> What you should do
Type out the data exactly as given. Skip any image.

> Data for the task
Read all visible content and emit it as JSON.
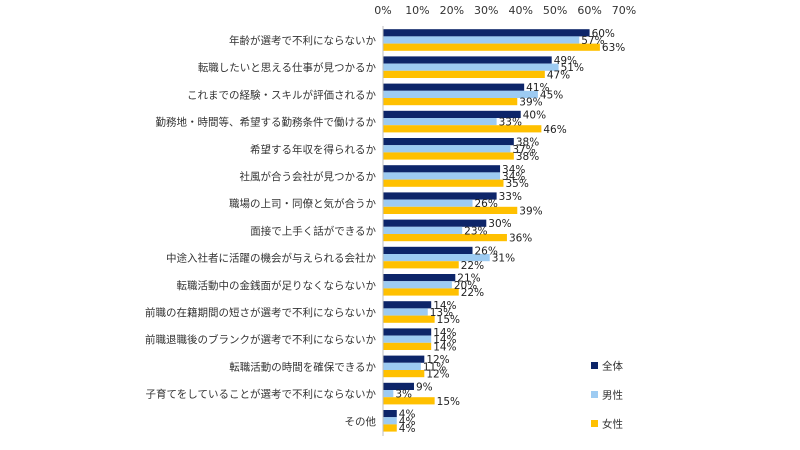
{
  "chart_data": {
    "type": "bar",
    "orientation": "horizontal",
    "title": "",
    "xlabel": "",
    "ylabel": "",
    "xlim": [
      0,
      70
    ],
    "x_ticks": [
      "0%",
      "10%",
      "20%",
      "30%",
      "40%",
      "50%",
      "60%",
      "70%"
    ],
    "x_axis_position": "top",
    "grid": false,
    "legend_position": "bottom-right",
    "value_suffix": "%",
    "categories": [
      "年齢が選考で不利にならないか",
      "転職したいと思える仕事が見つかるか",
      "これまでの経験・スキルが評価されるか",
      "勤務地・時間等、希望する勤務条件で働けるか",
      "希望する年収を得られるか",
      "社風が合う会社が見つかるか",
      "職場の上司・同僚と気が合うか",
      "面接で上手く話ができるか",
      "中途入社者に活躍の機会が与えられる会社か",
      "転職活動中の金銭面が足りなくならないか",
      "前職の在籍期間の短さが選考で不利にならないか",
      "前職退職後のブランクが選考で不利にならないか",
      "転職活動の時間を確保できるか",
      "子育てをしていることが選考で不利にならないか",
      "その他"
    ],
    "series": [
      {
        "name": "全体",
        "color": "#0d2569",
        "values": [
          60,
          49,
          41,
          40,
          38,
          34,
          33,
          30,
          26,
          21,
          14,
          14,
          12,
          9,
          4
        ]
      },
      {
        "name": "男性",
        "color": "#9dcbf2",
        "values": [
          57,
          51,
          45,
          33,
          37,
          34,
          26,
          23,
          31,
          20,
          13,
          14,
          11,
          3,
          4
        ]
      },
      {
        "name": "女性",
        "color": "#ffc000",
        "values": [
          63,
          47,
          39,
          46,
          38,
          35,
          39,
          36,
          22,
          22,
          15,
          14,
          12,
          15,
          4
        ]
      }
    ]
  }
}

> Response to the exercise
Read all visible content and emit it as JSON.
{
  "chart_data": {
    "type": "bar",
    "orientation": "horizontal",
    "title": "",
    "xlabel": "",
    "ylabel": "",
    "xlim": [
      0,
      70
    ],
    "x_ticks": [
      "0%",
      "10%",
      "20%",
      "30%",
      "40%",
      "50%",
      "60%",
      "70%"
    ],
    "x_axis_position": "top",
    "grid": false,
    "legend_position": "bottom-right",
    "value_suffix": "%",
    "categories": [
      "年齢が選考で不利にならないか",
      "転職したいと思える仕事が見つかるか",
      "これまでの経験・スキルが評価されるか",
      "勤務地・時間等、希望する勤務条件で働けるか",
      "希望する年収を得られるか",
      "社風が合う会社が見つかるか",
      "職場の上司・同僚と気が合うか",
      "面接で上手く話ができるか",
      "中途入社者に活躍の機会が与えられる会社か",
      "転職活動中の金銭面が足りなくならないか",
      "前職の在籍期間の短さが選考で不利にならないか",
      "前職退職後のブランクが選考で不利にならないか",
      "転職活動の時間を確保できるか",
      "子育てをしていることが選考で不利にならないか",
      "その他"
    ],
    "series": [
      {
        "name": "全体",
        "color": "#0d2569",
        "values": [
          60,
          49,
          41,
          40,
          38,
          34,
          33,
          30,
          26,
          21,
          14,
          14,
          12,
          9,
          4
        ]
      },
      {
        "name": "男性",
        "color": "#9dcbf2",
        "values": [
          57,
          51,
          45,
          33,
          37,
          34,
          26,
          23,
          31,
          20,
          13,
          14,
          11,
          3,
          4
        ]
      },
      {
        "name": "女性",
        "color": "#ffc000",
        "values": [
          63,
          47,
          39,
          46,
          38,
          35,
          39,
          36,
          22,
          22,
          15,
          14,
          12,
          15,
          4
        ]
      }
    ]
  }
}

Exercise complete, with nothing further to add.